• EXERCISE PROMPT:
Pull out each line of the material below that contains the string "polymeric", and treat uppercase and lowercase letters as different.
--- begin MATERIAL TO PROCESS ---
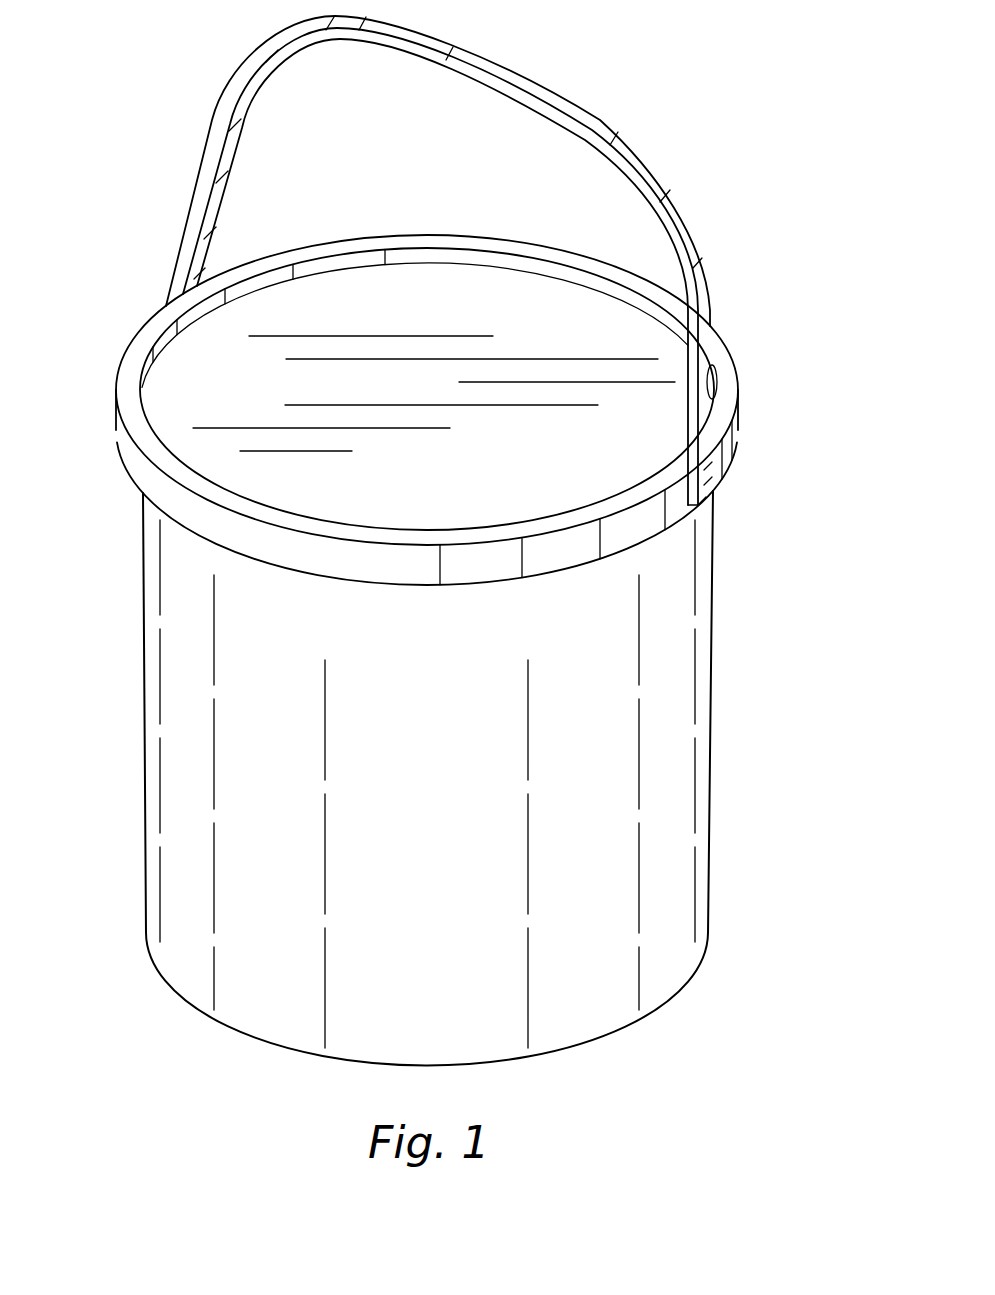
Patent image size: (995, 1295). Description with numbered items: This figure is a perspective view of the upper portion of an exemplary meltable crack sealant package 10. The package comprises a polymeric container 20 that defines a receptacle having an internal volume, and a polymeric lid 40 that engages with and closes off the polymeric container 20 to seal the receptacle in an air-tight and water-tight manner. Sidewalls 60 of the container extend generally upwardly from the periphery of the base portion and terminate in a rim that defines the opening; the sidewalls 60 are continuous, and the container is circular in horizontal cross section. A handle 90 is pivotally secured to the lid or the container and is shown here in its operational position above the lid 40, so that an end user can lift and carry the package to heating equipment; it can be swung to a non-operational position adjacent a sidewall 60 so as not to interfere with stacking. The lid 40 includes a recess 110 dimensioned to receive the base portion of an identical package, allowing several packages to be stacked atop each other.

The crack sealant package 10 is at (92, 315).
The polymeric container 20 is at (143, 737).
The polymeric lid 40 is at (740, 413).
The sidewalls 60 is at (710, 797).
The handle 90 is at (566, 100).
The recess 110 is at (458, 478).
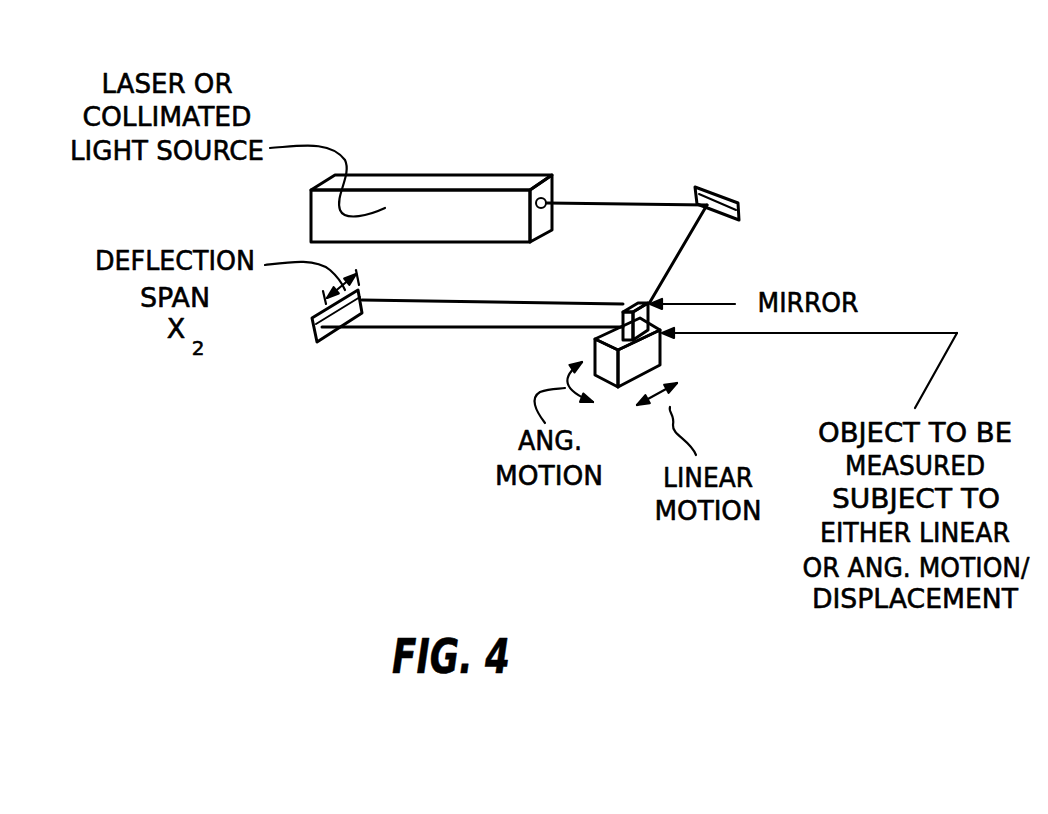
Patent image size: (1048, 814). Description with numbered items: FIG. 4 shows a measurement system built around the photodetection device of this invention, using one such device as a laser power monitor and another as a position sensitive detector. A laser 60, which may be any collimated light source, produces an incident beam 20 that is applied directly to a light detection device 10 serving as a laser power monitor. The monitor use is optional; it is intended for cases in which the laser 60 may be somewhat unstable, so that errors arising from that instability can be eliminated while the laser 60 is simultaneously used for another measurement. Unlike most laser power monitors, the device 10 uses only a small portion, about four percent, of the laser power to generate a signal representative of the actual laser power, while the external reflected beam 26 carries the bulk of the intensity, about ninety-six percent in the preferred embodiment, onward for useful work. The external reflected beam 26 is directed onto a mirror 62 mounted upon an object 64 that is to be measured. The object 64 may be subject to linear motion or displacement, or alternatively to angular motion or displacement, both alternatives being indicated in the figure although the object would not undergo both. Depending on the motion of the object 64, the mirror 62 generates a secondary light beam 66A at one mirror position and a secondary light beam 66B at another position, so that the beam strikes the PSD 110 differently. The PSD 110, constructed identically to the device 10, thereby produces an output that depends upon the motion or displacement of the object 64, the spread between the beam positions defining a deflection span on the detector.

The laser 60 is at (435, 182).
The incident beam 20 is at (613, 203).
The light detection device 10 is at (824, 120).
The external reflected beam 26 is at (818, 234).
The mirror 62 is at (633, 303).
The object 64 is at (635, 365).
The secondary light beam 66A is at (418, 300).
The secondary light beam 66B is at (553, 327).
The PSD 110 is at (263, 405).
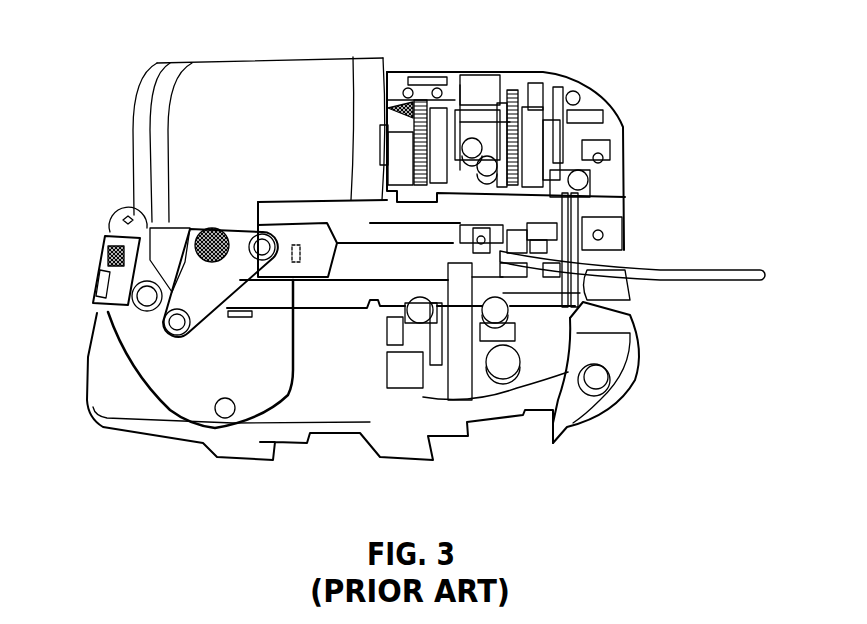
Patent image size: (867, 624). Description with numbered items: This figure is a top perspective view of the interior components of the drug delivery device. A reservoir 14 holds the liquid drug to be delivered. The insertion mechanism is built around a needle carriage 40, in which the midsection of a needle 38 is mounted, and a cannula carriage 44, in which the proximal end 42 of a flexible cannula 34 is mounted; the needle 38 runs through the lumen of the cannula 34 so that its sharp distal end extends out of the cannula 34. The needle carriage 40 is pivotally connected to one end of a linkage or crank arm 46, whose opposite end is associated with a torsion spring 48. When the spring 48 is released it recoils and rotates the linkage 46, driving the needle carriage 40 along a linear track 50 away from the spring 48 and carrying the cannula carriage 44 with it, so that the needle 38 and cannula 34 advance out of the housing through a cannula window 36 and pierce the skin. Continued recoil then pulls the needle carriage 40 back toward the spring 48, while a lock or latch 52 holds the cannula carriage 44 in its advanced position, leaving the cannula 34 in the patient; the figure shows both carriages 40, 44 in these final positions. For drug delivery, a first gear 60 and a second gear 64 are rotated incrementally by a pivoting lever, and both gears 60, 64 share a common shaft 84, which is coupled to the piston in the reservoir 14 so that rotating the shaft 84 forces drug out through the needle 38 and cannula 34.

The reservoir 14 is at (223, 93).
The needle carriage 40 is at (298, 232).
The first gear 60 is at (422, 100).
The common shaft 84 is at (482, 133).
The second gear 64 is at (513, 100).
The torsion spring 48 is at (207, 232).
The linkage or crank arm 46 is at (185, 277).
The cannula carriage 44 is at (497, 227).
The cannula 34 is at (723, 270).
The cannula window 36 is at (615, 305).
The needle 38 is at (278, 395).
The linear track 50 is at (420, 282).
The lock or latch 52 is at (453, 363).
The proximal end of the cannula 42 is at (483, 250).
--- end MATERIAL TO PROCESS ---
• TASK SOLUTION:
Patent image size: (995, 1295). Description with numbered items: This figure is a perspective view of the upper portion of an exemplary meltable crack sealant package 10. The package comprises a polymeric container 20 that defines a receptacle having an internal volume, and a polymeric lid 40 that engages with and closes off the polymeric container 20 to seal the receptacle in an air-tight and water-tight manner. Sidewalls 60 of the container extend generally upwardly from the periphery of the base portion and terminate in a rim that defines the opening; the sidewalls 60 are continuous, and the container is circular in horizontal cross section. A handle 90 is pivotally secured to the lid or the container and is shown here in its operational position above the lid 40, so that an end user can lift and carry the package to heating equipment; it can be swung to a non-operational position adjacent a sidewall 60 so as not to interfere with stacking. The lid 40 includes a recess 110 dimensioned to receive the base portion of an identical package, allowing several packages to be stacked atop each other.
The polymeric container 20 is at (143, 737).
The polymeric lid 40 is at (740, 413).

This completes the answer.